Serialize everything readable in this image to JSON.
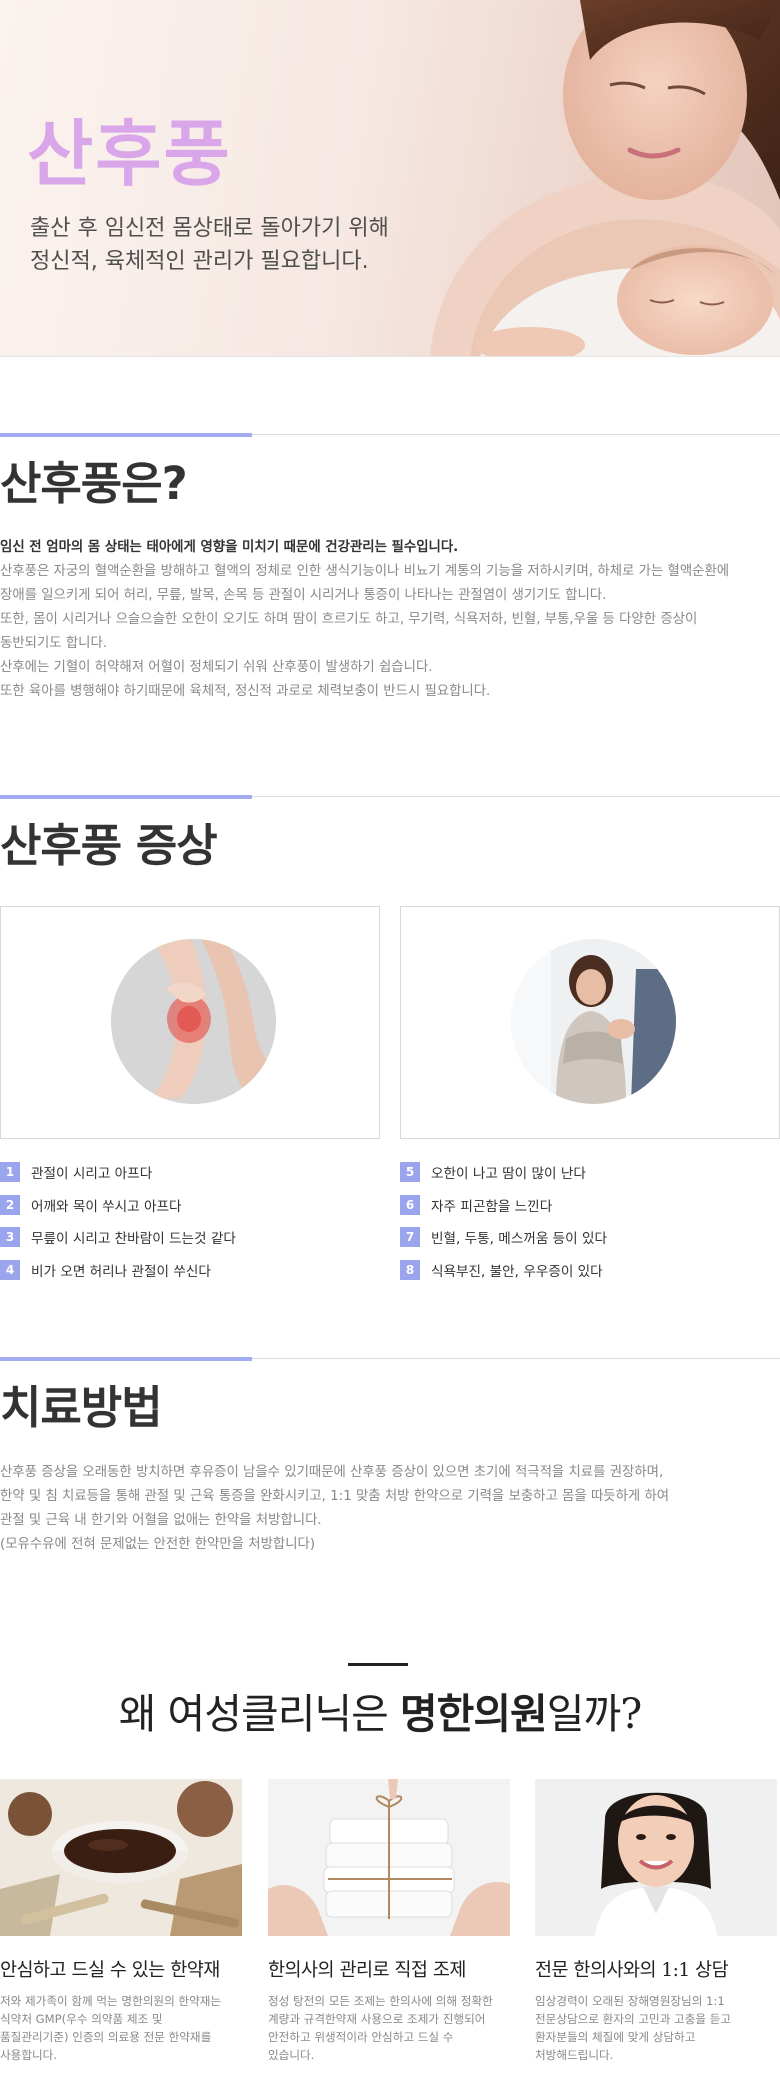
{
  "hero": {
    "title": "산후풍",
    "subtitle_lines": [
      "출산 후 임신전 몸상태로 돌아가기 위해",
      "정신적, 육체적인 관리가 필요합니다."
    ]
  },
  "about": {
    "title": "산후풍은?",
    "lead": "임신 전 엄마의 몸 상태는 태아에게 영향을 미치기 때문에 건강관리는 필수입니다.",
    "lines": [
      "산후풍은 자궁의 혈액순환을 방해하고 혈액의 정체로 인한 생식기능이나 비뇨기 계통의 기능을 저하시키며, 하체로 가는 혈액순환에",
      "장애를 일으키게 되어 허리, 무릎, 발목, 손목 등 관절이 시리거나 통증이 나타나는 관절염이 생기기도 합니다.",
      "또한, 몸이 시리거나 으슬으슬한 오한이 오기도 하며 땀이 흐르기도 하고, 무기력, 식욕저하, 빈혈, 부통,우울 등 다양한 증상이",
      "동반되기도 합니다.",
      "산후에는 기혈이 허약해져 어혈이 정체되기 쉬워 산후풍이 발생하기 쉽습니다.",
      "또한 육아를 병행해야 하기때문에 육체적, 정신적 과로로 체력보충이 반드시 필요합니다."
    ]
  },
  "symptoms": {
    "title": "산후풍 증상",
    "left": [
      {
        "num": "1",
        "text": "관절이 시리고 아프다"
      },
      {
        "num": "2",
        "text": "어깨와 목이 쑤시고 아프다"
      },
      {
        "num": "3",
        "text": "무릎이 시리고 찬바람이 드는것 같다"
      },
      {
        "num": "4",
        "text": "비가 오면 허리나 관절이 쑤신다"
      }
    ],
    "right": [
      {
        "num": "5",
        "text": "오한이 나고 땀이 많이 난다"
      },
      {
        "num": "6",
        "text": "자주 피곤함을 느낀다"
      },
      {
        "num": "7",
        "text": "빈혈, 두통, 메스꺼움 등이 있다"
      },
      {
        "num": "8",
        "text": "식욕부진, 불안, 우우증이 있다"
      }
    ]
  },
  "treatment": {
    "title": "치료방법",
    "lines": [
      "산후풍 증상을 오래동한 방치하면 후유증이 남을수 있기때문에 산후풍 증상이 있으면 초기에 적극적을 치료를 권장하며,",
      "한약 및 침 치료등을 통해 관절 및 근육 통증을 완화시키고, 1:1 맞춤 처방 한약으로 기력을 보충하고 몸을 따듯하게 하여",
      "관절 및 근육 내 한기와 어혈을 없애는 한약을 처방합니다.",
      "(모유수유에 전혀 문제없는 안전한 한약만을 처방합니다)"
    ]
  },
  "why": {
    "title_prefix": "왜 여성클리닉은 ",
    "title_bold": "명한의원",
    "title_suffix": "일까?",
    "features": [
      {
        "title": "안심하고 드실 수 있는 한약재",
        "lines": [
          "저와 제가족이 함께 먹는 명한의원의 한약재는",
          "식약처 GMP(우수 의약품 제조 및",
          "품질관리기준) 인증의 의료용 전문 한약재를",
          "사용합니다."
        ]
      },
      {
        "title": "한의사의 관리로 직접 조제",
        "lines": [
          "정성 탕전의 모든 조제는 한의사에 의해 정확한",
          "계량과 규격한약재 사용으로 조제가 진행되어",
          "안전하고 위생적이라 안심하고 드실 수",
          "있습니다."
        ]
      },
      {
        "title": "전문 한의사와의 1:1 상담",
        "lines": [
          "임상경력이 오래된 장해영원장님의 1:1",
          "전문상담으로 환자의 고민과 고충을 듣고",
          "환자분들의 체질에 맞게 상담하고",
          "처방해드립니다."
        ]
      }
    ]
  },
  "colors": {
    "accent": "#a3abf2",
    "hero_title": "#d9a6ea",
    "number_badge": "#9ba5ee"
  }
}
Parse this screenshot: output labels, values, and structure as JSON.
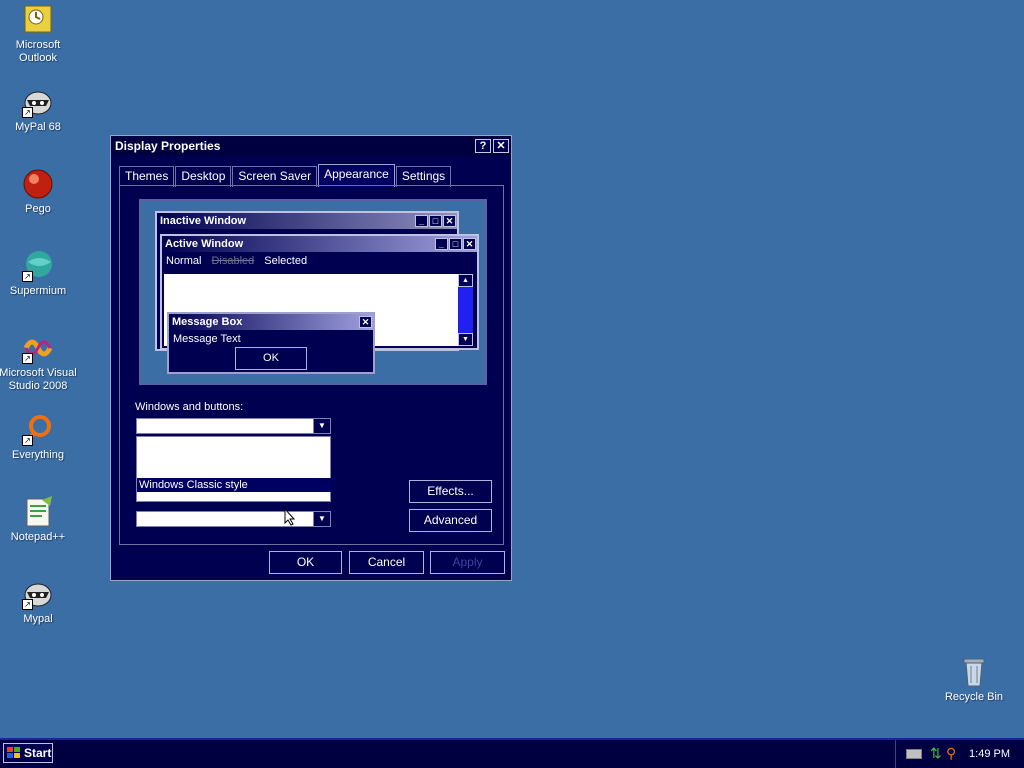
{
  "desktop": {
    "icons": [
      {
        "label": "Microsoft Outlook",
        "icon": "outlook-icon"
      },
      {
        "label": "MyPal 68",
        "icon": "mypal-icon"
      },
      {
        "label": "Pego",
        "icon": "pego-icon"
      },
      {
        "label": "Supermium",
        "icon": "supermium-icon"
      },
      {
        "label": "Microsoft Visual Studio 2008",
        "icon": "visual-studio-icon"
      },
      {
        "label": "Everything",
        "icon": "everything-icon"
      },
      {
        "label": "Notepad++",
        "icon": "notepadpp-icon"
      },
      {
        "label": "Mypal",
        "icon": "mypal-icon"
      },
      {
        "label": "Recycle Bin",
        "icon": "recycle-bin-icon"
      }
    ]
  },
  "dialog": {
    "title": "Display Properties",
    "help_label": "?",
    "close_label": "✕",
    "tabs": [
      "Themes",
      "Desktop",
      "Screen Saver",
      "Appearance",
      "Settings"
    ],
    "active_tab": "Appearance",
    "preview": {
      "inactive_title": "Inactive Window",
      "active_title": "Active Window",
      "menu_normal": "Normal",
      "menu_disabled": "Disabled",
      "menu_selected": "Selected",
      "msgbox_title": "Message Box",
      "msgbox_text": "Message Text",
      "msgbox_ok": "OK"
    },
    "windows_buttons_label": "Windows and buttons:",
    "windows_buttons_value": "",
    "dropdown_option": "Windows Classic style",
    "font_size_value": "",
    "effects_label": "Effects...",
    "advanced_label": "Advanced",
    "ok_label": "OK",
    "cancel_label": "Cancel",
    "apply_label": "Apply"
  },
  "taskbar": {
    "start_label": "Start",
    "clock": "1:49 PM"
  },
  "colors": {
    "desktop": "#3a6ea5",
    "dialog_bg": "#000050",
    "selection": "#000060"
  }
}
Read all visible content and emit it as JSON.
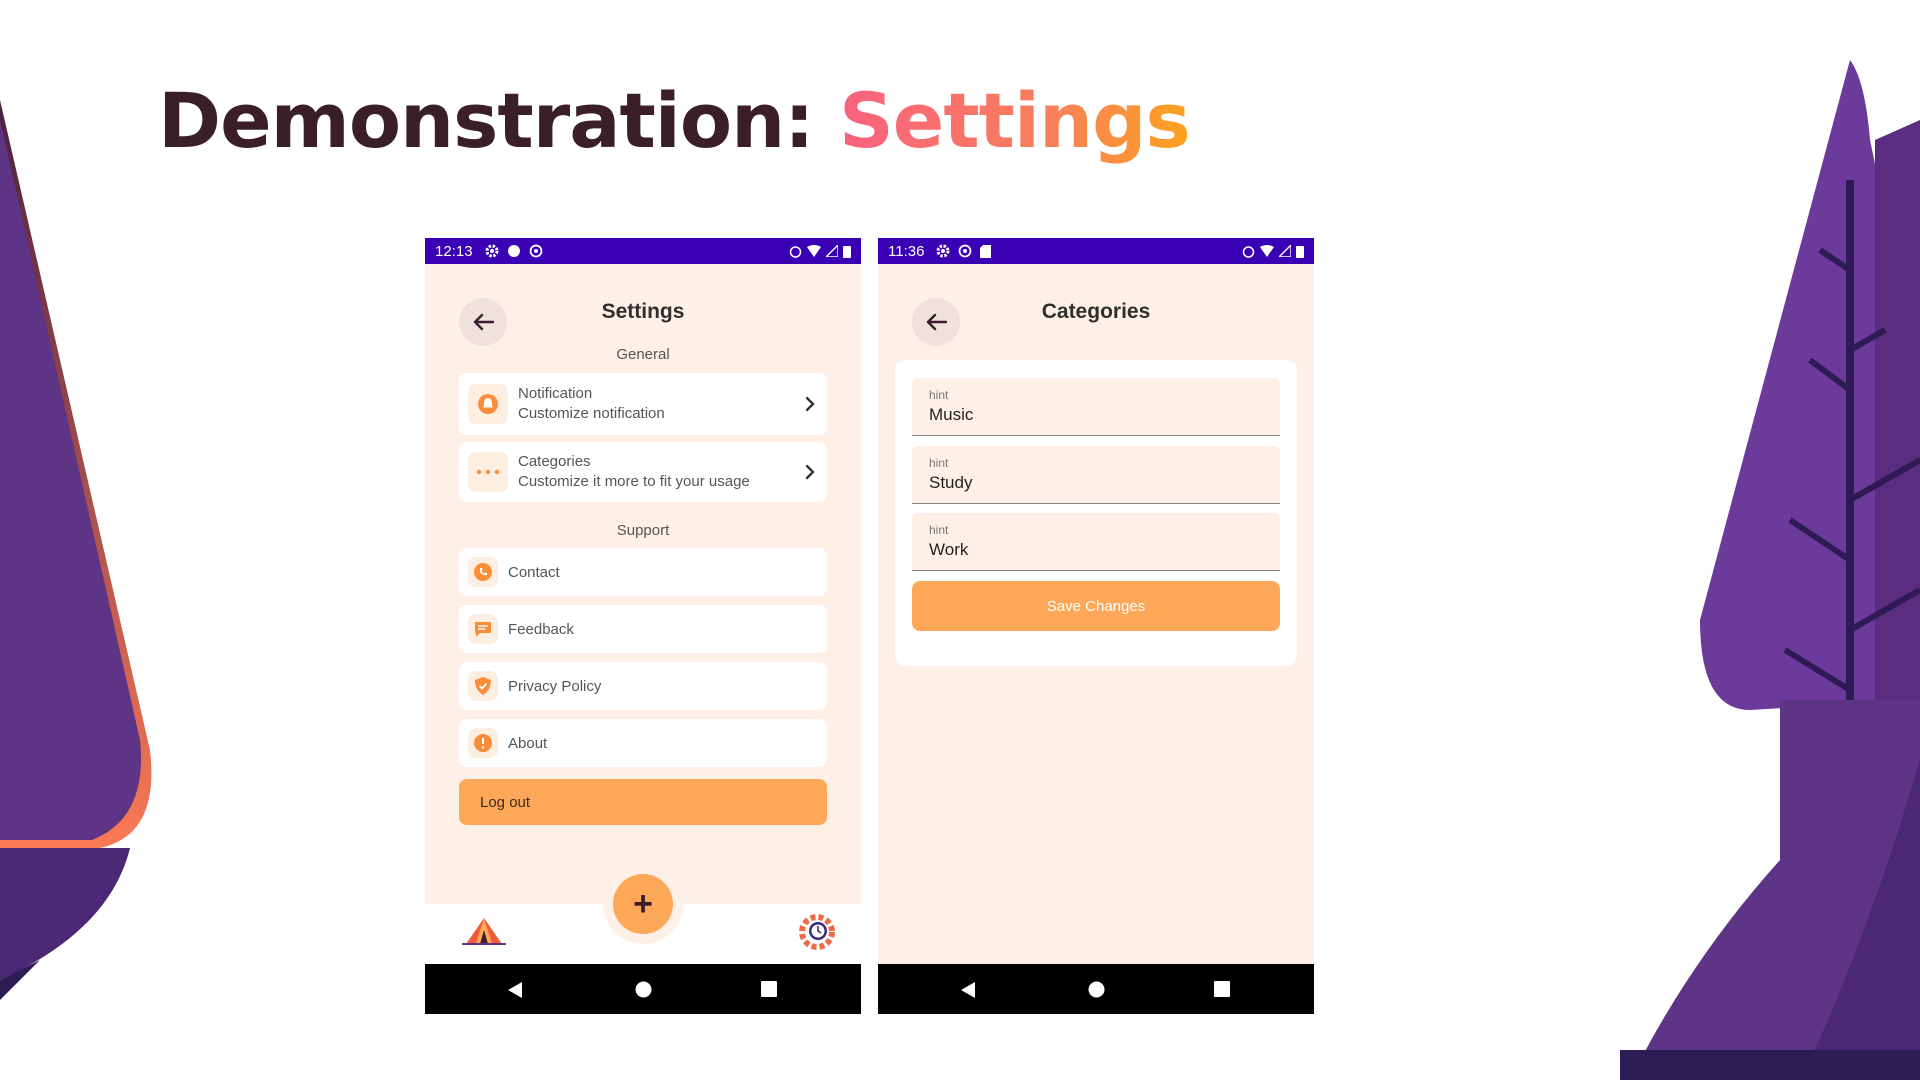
{
  "slide": {
    "title_part1": "Demonstration: ",
    "title_part2": "Settings"
  },
  "colors": {
    "accent_orange": "#fda858",
    "status_bar": "#3a00b3",
    "screen_bg": "#fef0e6",
    "tree_purple": "#5a2d80"
  },
  "settings_screen": {
    "status_time": "12:13",
    "title": "Settings",
    "general_label": "General",
    "items_general": [
      {
        "title": "Notification",
        "subtitle": "Customize notification",
        "icon": "bell-icon"
      },
      {
        "title": "Categories",
        "subtitle": "Customize it more to fit your usage",
        "icon": "dots-icon"
      }
    ],
    "support_label": "Support",
    "items_support": [
      {
        "label": "Contact",
        "icon": "phone-icon"
      },
      {
        "label": "Feedback",
        "icon": "message-icon"
      },
      {
        "label": "Privacy Policy",
        "icon": "shield-icon"
      },
      {
        "label": "About",
        "icon": "info-icon"
      }
    ],
    "logout_label": "Log out",
    "fab_label": "+"
  },
  "categories_screen": {
    "status_time": "11:36",
    "title": "Categories",
    "fields": [
      {
        "hint": "hint",
        "value": "Music"
      },
      {
        "hint": "hint",
        "value": "Study"
      },
      {
        "hint": "hint",
        "value": "Work"
      }
    ],
    "save_label": "Save Changes"
  }
}
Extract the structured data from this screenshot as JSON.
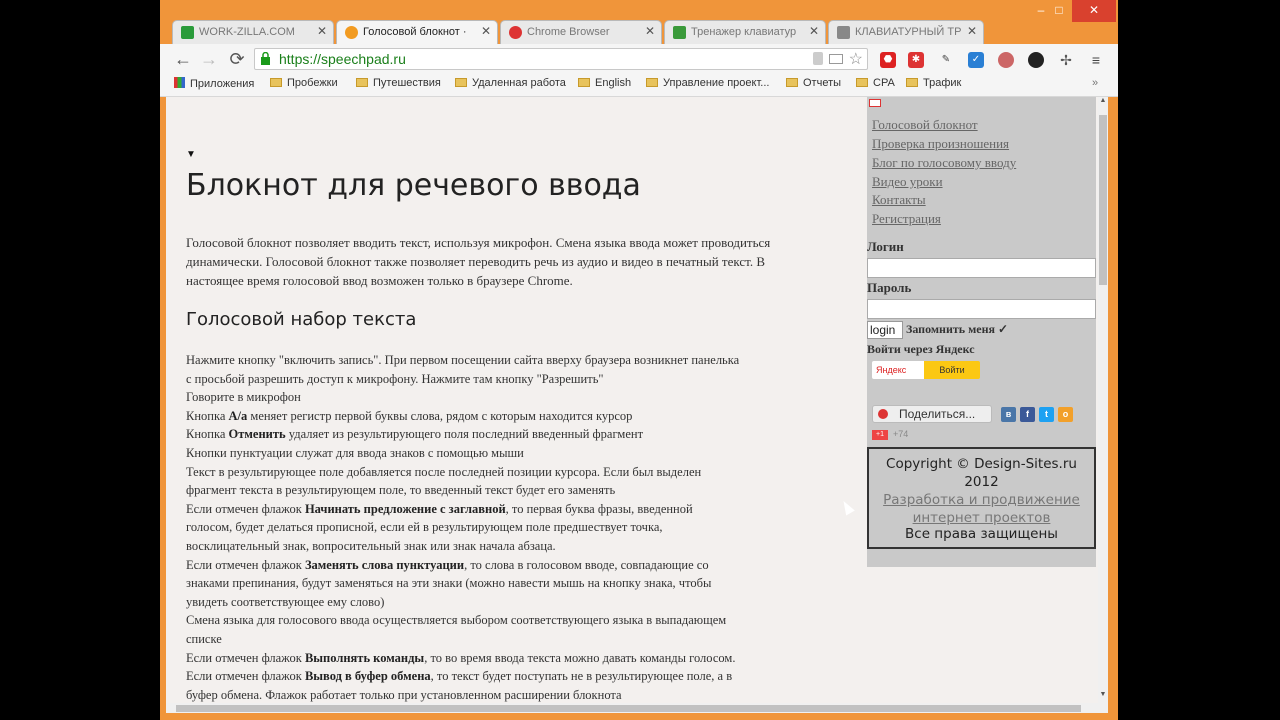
{
  "tabs": [
    {
      "label": "WORK-ZILLA.COM",
      "icon": "check-icon",
      "color": "#2a9b3a"
    },
    {
      "label": "Голосовой блокнот ·",
      "icon": "orange-globe-icon",
      "color": "#f29b21"
    },
    {
      "label": "Chrome Browser",
      "icon": "chrome-icon",
      "color": "#d33"
    },
    {
      "label": "Тренажер клавиатур",
      "icon": "green-doc-icon",
      "color": "#3a9a3a"
    },
    {
      "label": "КЛАВИАТУРНЫЙ ТР",
      "icon": "keyboard-icon",
      "color": "#888"
    }
  ],
  "window_controls": {
    "minimize": "‒",
    "maximize": "□",
    "close": "✕"
  },
  "nav": {
    "back": "←",
    "forward": "→",
    "reload": "⟳"
  },
  "address": {
    "url": "https://speechpad.ru"
  },
  "bookmarks": [
    {
      "label": "Приложения",
      "icon": "apps-grid-icon"
    },
    {
      "label": "Пробежки",
      "icon": "folder-icon"
    },
    {
      "label": "Путешествия",
      "icon": "folder-icon"
    },
    {
      "label": "Удаленная работа",
      "icon": "folder-icon"
    },
    {
      "label": "English",
      "icon": "folder-icon"
    },
    {
      "label": "Управление проект...",
      "icon": "folder-icon"
    },
    {
      "label": "Отчеты",
      "icon": "folder-icon"
    },
    {
      "label": "CPA",
      "icon": "folder-icon"
    },
    {
      "label": "Трафик",
      "icon": "folder-icon"
    }
  ],
  "bookmarks_more": "»",
  "page": {
    "triangle": "▼",
    "title": "Блокнот для речевого ввода",
    "intro": "Голосовой блокнот позволяет вводить текст, используя микрофон. Смена языка ввода может проводиться динамически. Голосовой блокнот также позволяет переводить речь из аудио и видео в печатный текст. В настоящее время голосовой ввод возможен только в браузере Chrome.",
    "subtitle": "Голосовой набор текста",
    "instructions": [
      {
        "pre": "Нажмите кнопку \"включить запись\". При первом посещении сайта вверху браузера возникнет панелька",
        "bold": "",
        "post": ""
      },
      {
        "pre": "с просьбой разрешить доступ к микрофону. Нажмите там кнопку \"Разрешить\"",
        "bold": "",
        "post": ""
      },
      {
        "pre": "Говорите в микрофон",
        "bold": "",
        "post": ""
      },
      {
        "pre": "Кнопка ",
        "bold": "A/a",
        "post": " меняет регистр первой буквы слова, рядом с которым находится курсор"
      },
      {
        "pre": "Кнопка ",
        "bold": "Отменить",
        "post": " удаляет из результирующего поля последний введенный фрагмент"
      },
      {
        "pre": "Кнопки пунктуации служат для ввода знаков с помощью мыши",
        "bold": "",
        "post": ""
      },
      {
        "pre": "Текст в результирующее поле добавляется после последней позиции курсора. Если был выделен",
        "bold": "",
        "post": ""
      },
      {
        "pre": "фрагмент текста в результирующем поле, то введенный текст будет его заменять",
        "bold": "",
        "post": ""
      },
      {
        "pre": "Если отмечен флажок ",
        "bold": "Начинать предложение с заглавной",
        "post": ", то первая буква фразы, введенной"
      },
      {
        "pre": "голосом, будет делаться прописной, если ей в результирующем поле предшествует точка,",
        "bold": "",
        "post": ""
      },
      {
        "pre": "восклицательный знак, вопросительный знак или знак начала абзаца.",
        "bold": "",
        "post": ""
      },
      {
        "pre": "Если отмечен флажок ",
        "bold": "Заменять слова пунктуации",
        "post": ", то слова в голосовом вводе, совпадающие со"
      },
      {
        "pre": "знаками препинания, будут заменяться на эти знаки (можно навести мышь на кнопку знака, чтобы",
        "bold": "",
        "post": ""
      },
      {
        "pre": "увидеть соответствующее ему слово)",
        "bold": "",
        "post": ""
      },
      {
        "pre": "Смена языка для голосового ввода осуществляется выбором соответствующего языка в выпадающем",
        "bold": "",
        "post": ""
      },
      {
        "pre": "списке",
        "bold": "",
        "post": ""
      },
      {
        "pre": "Если отмечен флажок ",
        "bold": "Выполнять команды",
        "post": ", то во время ввода текста можно давать команды голосом."
      },
      {
        "pre": "Если отмечен флажок ",
        "bold": "Вывод в буфер обмена",
        "post": ", то текст будет поступать не в результирующее поле, а в"
      },
      {
        "pre": "буфер обмена. Флажок работает только при установленном расширении блокнота",
        "bold": "",
        "post": ""
      }
    ]
  },
  "sidebar": {
    "nav": [
      "Голосовой блокнот",
      "Проверка произношения",
      "Блог по голосовому вводу",
      "Видео уроки",
      "Контакты",
      "Регистрация"
    ],
    "login_label": "Логин",
    "password_label": "Пароль",
    "login_button": "login",
    "remember_label": "Запомнить меня",
    "remember_mark": "✓",
    "yandex_label": "Войти через Яндекс",
    "yandex_logo": "Яндекс",
    "yandex_button": "Войти",
    "share_label": "Поделиться...",
    "social_icons": [
      "vk-icon",
      "facebook-icon",
      "twitter-icon",
      "odnoklassniki-icon"
    ],
    "gplus_label": "+1",
    "gplus_count": "+74"
  },
  "footer": {
    "copyright": "Copyright © Design-Sites.ru 2012",
    "dev_link": "Разработка и продвижение интернет проектов",
    "rights": "Все права защищены"
  }
}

────────────────────────────────────────

Aim of the exercise>
From the entries, report each line that includes the word "Войти".

Worked solution>
    "yandex_label": "Войти через Яндекс",
    "yandex_button": "Войти",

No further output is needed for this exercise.